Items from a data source
◇ ◇ ◇ ◇ ◇ ◇ ◇

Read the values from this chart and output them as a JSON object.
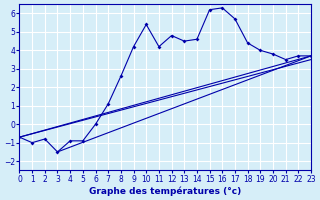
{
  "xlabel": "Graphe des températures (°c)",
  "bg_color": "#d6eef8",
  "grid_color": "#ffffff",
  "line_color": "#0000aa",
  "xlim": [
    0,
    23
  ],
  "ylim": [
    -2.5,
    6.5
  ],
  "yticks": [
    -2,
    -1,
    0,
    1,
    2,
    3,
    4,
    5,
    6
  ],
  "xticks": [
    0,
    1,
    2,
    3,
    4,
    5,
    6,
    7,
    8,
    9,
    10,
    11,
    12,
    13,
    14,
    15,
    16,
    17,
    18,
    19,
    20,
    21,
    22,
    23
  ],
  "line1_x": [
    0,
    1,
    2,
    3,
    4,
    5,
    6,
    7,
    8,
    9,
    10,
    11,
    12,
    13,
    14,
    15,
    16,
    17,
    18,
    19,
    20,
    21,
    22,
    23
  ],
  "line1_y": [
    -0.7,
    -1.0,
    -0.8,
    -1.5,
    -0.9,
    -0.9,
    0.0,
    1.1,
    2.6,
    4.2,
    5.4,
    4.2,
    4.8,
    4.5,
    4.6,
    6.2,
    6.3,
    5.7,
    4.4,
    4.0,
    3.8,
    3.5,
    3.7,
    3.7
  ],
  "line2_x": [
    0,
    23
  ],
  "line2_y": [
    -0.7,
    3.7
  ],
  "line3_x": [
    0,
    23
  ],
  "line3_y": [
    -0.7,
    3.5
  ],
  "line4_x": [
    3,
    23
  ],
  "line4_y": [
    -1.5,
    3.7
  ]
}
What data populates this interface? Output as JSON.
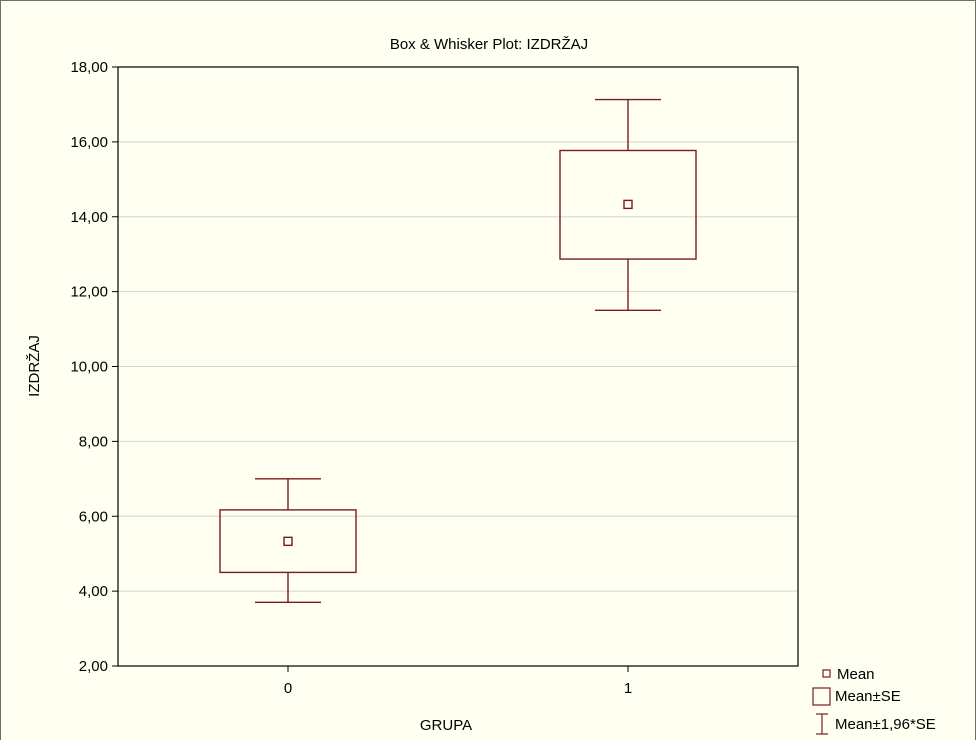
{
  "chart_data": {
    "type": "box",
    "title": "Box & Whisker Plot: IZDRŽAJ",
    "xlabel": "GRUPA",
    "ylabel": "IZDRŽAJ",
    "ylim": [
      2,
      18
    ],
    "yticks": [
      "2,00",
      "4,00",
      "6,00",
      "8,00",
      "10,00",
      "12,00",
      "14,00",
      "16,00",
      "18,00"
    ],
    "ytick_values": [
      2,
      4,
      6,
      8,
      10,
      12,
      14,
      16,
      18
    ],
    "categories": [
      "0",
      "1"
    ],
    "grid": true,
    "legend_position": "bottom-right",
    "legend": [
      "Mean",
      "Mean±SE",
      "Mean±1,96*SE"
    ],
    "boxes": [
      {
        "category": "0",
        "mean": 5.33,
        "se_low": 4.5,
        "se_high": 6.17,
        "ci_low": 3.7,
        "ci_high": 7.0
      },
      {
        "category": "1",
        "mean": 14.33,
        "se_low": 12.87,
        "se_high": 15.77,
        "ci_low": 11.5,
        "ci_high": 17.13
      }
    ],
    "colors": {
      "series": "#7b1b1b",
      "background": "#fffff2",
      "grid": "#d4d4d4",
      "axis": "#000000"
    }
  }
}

◇ ◇ ◇ ◇ ◇ ◇ ◇

Leave out the pictures and restate everything else word for word.

Read the values from this chart and output them as a JSON object.
{
  "xlabel": "Graphe des températures (°c)",
  "bg_color": "#d6eef8",
  "grid_color": "#ffffff",
  "line_color": "#0000aa",
  "xlim": [
    0,
    23
  ],
  "ylim": [
    -2.5,
    6.5
  ],
  "yticks": [
    -2,
    -1,
    0,
    1,
    2,
    3,
    4,
    5,
    6
  ],
  "xticks": [
    0,
    1,
    2,
    3,
    4,
    5,
    6,
    7,
    8,
    9,
    10,
    11,
    12,
    13,
    14,
    15,
    16,
    17,
    18,
    19,
    20,
    21,
    22,
    23
  ],
  "line1_x": [
    0,
    1,
    2,
    3,
    4,
    5,
    6,
    7,
    8,
    9,
    10,
    11,
    12,
    13,
    14,
    15,
    16,
    17,
    18,
    19,
    20,
    21,
    22,
    23
  ],
  "line1_y": [
    -0.7,
    -1.0,
    -0.8,
    -1.5,
    -0.9,
    -0.9,
    0.0,
    1.1,
    2.6,
    4.2,
    5.4,
    4.2,
    4.8,
    4.5,
    4.6,
    6.2,
    6.3,
    5.7,
    4.4,
    4.0,
    3.8,
    3.5,
    3.7,
    3.7
  ],
  "line2_x": [
    0,
    23
  ],
  "line2_y": [
    -0.7,
    3.7
  ],
  "line3_x": [
    0,
    23
  ],
  "line3_y": [
    -0.7,
    3.5
  ],
  "line4_x": [
    3,
    23
  ],
  "line4_y": [
    -1.5,
    3.7
  ]
}
What data populates this interface? Output as JSON.
{
  "chart_data": {
    "type": "box",
    "title": "Box & Whisker Plot: IZDRŽAJ",
    "xlabel": "GRUPA",
    "ylabel": "IZDRŽAJ",
    "ylim": [
      2,
      18
    ],
    "yticks": [
      "2,00",
      "4,00",
      "6,00",
      "8,00",
      "10,00",
      "12,00",
      "14,00",
      "16,00",
      "18,00"
    ],
    "ytick_values": [
      2,
      4,
      6,
      8,
      10,
      12,
      14,
      16,
      18
    ],
    "categories": [
      "0",
      "1"
    ],
    "grid": true,
    "legend_position": "bottom-right",
    "legend": [
      "Mean",
      "Mean±SE",
      "Mean±1,96*SE"
    ],
    "boxes": [
      {
        "category": "0",
        "mean": 5.33,
        "se_low": 4.5,
        "se_high": 6.17,
        "ci_low": 3.7,
        "ci_high": 7.0
      },
      {
        "category": "1",
        "mean": 14.33,
        "se_low": 12.87,
        "se_high": 15.77,
        "ci_low": 11.5,
        "ci_high": 17.13
      }
    ],
    "colors": {
      "series": "#7b1b1b",
      "background": "#fffff2",
      "grid": "#d4d4d4",
      "axis": "#000000"
    }
  }
}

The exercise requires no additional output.